Thinking about watching Our Friend? Go read “The Friend: Love Is Not A Big Enough Word” by Matthew Teague first. The essay serves as a love letter to Dane Faucheux, Teague’s best friend, who moved in with Teague and his wife Nicole as she was dying from a particularly aggressive form of cancer. It also won a National Magazine Award for the brutally honest storytelling about love and friendship, along with its graphic—yet important—details about daily life with someone with a terminal illness.
I feel adamant that you should read the essay first because it fills in the gaps present in Our Friend, the movie it inspired. Those gaps are not plot holes, but rather the wholly sanitized version of Nicole’s cancer. Matthew Teague writes in explicit detail about the symptoms experienced by his wife, the care she received, along with the physical and mental deterioration she suffered as a result of both the disease and the treatments. The struggles the Teagues faced made the fact that Dane basically gave up his life for 14 months to help out all the more impactful.

## Source information:
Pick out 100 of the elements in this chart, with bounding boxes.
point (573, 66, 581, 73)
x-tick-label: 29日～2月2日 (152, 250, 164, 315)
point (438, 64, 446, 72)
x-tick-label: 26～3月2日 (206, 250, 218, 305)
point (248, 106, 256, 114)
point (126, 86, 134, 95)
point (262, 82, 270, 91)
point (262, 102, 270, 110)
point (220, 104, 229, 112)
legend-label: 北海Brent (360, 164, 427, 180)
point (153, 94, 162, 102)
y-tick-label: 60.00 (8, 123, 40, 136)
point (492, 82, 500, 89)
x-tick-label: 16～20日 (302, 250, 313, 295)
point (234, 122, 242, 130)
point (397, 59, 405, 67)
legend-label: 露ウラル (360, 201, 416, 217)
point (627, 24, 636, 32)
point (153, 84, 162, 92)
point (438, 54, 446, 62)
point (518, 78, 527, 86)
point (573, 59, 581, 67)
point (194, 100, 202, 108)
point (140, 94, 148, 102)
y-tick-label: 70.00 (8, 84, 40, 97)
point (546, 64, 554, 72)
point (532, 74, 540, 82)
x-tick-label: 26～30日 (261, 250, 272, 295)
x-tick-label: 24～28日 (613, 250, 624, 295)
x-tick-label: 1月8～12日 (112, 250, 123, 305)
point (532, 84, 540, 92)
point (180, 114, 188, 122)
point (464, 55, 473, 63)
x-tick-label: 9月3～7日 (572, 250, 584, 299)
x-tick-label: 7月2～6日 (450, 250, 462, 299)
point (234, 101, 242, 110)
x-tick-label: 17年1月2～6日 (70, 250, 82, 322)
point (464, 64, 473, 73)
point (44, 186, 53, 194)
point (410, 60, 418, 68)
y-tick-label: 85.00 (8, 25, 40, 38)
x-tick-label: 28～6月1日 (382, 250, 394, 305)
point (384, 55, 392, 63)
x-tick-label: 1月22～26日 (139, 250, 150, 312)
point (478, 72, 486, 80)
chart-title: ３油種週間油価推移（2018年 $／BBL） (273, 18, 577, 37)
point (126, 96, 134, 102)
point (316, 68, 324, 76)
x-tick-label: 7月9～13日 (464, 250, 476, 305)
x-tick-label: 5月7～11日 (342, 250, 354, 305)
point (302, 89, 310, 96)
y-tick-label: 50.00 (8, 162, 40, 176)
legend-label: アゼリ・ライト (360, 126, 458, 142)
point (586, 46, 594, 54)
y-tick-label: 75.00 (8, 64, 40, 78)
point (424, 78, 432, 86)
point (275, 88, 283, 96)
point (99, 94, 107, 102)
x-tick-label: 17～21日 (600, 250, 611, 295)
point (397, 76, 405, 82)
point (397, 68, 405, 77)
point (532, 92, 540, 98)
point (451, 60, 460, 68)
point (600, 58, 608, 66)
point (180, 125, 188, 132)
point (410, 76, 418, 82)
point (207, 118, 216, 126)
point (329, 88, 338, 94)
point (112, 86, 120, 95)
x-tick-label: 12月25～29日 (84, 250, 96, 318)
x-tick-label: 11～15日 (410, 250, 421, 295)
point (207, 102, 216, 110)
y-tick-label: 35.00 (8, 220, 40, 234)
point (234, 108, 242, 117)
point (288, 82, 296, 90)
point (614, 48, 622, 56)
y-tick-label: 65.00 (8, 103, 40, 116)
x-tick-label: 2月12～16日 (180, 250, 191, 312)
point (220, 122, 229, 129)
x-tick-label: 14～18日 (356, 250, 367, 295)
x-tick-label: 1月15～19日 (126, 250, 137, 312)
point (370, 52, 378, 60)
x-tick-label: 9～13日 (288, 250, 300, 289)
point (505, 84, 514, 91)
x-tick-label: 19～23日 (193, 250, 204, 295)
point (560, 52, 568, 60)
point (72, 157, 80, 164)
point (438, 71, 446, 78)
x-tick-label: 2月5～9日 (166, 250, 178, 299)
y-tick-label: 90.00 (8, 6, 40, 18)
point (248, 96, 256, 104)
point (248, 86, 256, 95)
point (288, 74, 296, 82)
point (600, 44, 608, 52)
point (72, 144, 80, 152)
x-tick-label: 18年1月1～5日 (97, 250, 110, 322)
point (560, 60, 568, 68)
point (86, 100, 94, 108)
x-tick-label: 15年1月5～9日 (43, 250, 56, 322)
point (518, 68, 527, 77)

## Directions:
Rewrite the stretch from "I feel adamant" through "the more impactful." in the passage about Our Friend, putting "softened" in place of "sanitized". Rely solely on the passage about Our Friend.

## Answer to the problem:
I feel adamant that you should read the essay first because it fills in the gaps present in Our Friend, the movie it inspired. Those gaps are not plot holes, but rather the wholly softened version of Nicole’s cancer. Matthew Teague writes in explicit detail about the symptoms experienced by his wife, the care she received, along with the physical and mental deterioration she suffered as a result of both the disease and the treatments. The struggles the Teagues faced made the fact that Dane basically gave up his life for 14 months to help out all the more impactful.